- **EXERCISE BRIEF**
Find each line holding the word "himself" and give the total alone.

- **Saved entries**
* START *

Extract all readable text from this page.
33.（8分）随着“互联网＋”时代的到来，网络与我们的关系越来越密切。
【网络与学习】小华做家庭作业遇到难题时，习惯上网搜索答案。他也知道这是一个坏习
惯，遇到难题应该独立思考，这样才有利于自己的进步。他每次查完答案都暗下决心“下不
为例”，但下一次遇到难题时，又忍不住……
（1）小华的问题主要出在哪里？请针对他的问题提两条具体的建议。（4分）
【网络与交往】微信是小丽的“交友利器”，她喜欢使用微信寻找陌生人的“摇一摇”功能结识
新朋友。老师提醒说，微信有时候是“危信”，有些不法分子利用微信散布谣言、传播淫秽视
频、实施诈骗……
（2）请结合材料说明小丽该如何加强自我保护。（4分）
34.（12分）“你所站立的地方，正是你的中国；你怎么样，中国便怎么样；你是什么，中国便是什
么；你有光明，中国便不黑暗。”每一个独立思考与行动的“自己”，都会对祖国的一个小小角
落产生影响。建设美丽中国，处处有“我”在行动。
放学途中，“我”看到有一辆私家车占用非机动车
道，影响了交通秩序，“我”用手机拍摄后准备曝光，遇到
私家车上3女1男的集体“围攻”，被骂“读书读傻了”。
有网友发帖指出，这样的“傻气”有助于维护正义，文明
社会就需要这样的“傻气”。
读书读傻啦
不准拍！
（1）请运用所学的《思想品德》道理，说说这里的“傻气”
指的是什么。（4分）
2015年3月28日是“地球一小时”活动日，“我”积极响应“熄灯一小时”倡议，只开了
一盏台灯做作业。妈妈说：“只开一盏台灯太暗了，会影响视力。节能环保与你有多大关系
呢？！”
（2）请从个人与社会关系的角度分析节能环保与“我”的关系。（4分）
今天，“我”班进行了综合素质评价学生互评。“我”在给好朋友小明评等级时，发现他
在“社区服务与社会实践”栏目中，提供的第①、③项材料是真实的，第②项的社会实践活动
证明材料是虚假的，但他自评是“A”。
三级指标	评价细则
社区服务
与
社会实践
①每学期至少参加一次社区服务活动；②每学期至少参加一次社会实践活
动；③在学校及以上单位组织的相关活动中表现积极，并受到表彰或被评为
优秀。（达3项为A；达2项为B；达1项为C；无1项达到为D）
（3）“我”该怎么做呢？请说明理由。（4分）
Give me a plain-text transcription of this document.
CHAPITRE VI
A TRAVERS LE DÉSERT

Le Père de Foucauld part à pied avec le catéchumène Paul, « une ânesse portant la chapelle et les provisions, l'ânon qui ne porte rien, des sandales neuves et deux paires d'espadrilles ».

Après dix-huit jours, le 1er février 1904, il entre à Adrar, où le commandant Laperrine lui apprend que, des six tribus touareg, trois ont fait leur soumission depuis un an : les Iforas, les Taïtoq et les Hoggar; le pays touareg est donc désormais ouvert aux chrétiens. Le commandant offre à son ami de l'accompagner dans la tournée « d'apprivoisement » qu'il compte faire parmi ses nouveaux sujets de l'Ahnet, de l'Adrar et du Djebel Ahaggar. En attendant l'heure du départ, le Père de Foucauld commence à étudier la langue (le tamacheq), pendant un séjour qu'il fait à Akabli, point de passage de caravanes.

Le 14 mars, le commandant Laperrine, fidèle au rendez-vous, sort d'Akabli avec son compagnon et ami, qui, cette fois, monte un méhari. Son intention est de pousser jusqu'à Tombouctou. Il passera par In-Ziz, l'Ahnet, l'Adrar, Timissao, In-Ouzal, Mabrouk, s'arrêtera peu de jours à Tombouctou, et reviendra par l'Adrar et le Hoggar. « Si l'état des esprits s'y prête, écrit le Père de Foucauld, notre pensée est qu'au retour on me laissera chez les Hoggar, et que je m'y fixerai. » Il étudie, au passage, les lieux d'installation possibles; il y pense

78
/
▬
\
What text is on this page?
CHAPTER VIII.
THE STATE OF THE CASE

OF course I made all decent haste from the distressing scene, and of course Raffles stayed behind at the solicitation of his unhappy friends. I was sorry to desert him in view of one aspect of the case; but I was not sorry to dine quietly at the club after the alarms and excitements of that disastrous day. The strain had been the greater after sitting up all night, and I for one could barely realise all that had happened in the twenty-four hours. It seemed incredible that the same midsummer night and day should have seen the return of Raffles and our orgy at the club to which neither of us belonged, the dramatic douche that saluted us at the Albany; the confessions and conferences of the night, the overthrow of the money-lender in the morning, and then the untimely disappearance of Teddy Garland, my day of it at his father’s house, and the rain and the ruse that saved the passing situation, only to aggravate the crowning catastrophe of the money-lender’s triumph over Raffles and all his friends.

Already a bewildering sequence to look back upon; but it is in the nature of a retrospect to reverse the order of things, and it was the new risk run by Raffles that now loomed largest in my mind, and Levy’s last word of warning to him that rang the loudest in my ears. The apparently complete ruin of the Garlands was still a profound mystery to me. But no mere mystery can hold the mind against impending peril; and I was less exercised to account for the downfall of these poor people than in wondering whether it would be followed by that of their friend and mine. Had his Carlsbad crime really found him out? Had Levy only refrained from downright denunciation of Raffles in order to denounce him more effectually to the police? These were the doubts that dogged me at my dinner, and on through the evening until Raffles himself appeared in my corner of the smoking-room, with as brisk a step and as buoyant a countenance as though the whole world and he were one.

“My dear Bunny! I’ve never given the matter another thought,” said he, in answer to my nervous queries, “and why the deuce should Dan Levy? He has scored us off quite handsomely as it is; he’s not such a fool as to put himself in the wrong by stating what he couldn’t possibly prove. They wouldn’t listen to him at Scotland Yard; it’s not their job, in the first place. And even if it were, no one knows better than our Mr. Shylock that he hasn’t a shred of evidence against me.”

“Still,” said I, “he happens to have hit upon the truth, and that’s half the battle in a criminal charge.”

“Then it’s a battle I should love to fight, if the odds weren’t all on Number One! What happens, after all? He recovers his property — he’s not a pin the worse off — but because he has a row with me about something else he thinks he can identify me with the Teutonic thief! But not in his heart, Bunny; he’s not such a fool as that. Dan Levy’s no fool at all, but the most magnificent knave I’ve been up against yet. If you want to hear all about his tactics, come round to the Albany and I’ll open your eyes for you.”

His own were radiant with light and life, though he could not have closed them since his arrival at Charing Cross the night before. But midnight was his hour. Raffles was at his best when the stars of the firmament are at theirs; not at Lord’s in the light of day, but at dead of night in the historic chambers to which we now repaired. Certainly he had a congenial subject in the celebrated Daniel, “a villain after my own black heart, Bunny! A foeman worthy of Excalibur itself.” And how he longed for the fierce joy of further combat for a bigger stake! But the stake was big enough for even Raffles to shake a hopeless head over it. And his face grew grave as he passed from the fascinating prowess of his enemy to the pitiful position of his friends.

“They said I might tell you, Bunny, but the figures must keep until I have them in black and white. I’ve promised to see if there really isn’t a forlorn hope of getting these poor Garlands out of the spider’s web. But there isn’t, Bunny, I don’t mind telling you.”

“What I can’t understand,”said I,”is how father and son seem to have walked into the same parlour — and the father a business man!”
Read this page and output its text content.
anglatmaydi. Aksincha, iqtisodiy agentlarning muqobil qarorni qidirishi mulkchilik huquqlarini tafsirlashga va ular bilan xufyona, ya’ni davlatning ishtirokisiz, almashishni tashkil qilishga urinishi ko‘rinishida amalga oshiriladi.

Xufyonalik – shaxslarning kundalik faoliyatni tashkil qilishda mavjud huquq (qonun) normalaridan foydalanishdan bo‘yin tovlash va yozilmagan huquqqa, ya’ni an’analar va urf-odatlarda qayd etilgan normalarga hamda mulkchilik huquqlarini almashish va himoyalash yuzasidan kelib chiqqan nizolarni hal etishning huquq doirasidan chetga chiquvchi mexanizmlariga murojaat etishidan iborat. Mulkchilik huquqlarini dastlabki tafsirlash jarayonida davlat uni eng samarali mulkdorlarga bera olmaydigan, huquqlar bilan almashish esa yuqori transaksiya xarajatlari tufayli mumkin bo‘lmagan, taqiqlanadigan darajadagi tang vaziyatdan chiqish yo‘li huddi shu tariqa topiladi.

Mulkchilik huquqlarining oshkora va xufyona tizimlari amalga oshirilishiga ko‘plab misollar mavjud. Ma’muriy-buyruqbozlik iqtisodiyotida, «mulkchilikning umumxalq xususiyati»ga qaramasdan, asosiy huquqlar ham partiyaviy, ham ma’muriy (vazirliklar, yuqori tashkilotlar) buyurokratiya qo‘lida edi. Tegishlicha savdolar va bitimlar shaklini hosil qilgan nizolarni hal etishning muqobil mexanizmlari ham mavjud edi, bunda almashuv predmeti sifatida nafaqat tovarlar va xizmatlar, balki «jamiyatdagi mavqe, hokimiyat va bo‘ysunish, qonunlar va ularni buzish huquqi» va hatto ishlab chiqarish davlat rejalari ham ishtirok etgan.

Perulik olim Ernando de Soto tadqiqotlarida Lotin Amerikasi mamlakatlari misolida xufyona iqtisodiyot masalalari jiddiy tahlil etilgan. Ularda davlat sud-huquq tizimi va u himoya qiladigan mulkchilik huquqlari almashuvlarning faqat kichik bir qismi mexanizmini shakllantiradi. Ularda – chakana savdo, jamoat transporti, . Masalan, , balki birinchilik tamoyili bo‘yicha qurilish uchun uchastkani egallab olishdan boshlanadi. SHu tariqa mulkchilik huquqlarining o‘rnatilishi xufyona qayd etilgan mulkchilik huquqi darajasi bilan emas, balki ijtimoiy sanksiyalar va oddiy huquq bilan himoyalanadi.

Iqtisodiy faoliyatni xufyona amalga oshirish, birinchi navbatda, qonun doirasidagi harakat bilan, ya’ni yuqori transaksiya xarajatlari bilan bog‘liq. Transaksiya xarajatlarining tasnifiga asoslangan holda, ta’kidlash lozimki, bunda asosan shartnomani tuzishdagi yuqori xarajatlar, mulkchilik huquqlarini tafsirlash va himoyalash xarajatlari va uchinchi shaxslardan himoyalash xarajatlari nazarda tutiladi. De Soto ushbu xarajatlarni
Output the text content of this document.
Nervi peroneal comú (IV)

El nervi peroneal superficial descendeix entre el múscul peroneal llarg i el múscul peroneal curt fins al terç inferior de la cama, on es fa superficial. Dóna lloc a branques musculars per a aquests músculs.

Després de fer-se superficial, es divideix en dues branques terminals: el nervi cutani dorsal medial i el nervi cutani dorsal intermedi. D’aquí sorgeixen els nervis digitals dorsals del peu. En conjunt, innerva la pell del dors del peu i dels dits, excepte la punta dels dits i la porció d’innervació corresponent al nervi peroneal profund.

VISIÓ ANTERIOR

* END *

- **ANSWER TO THE EXERCISE**
2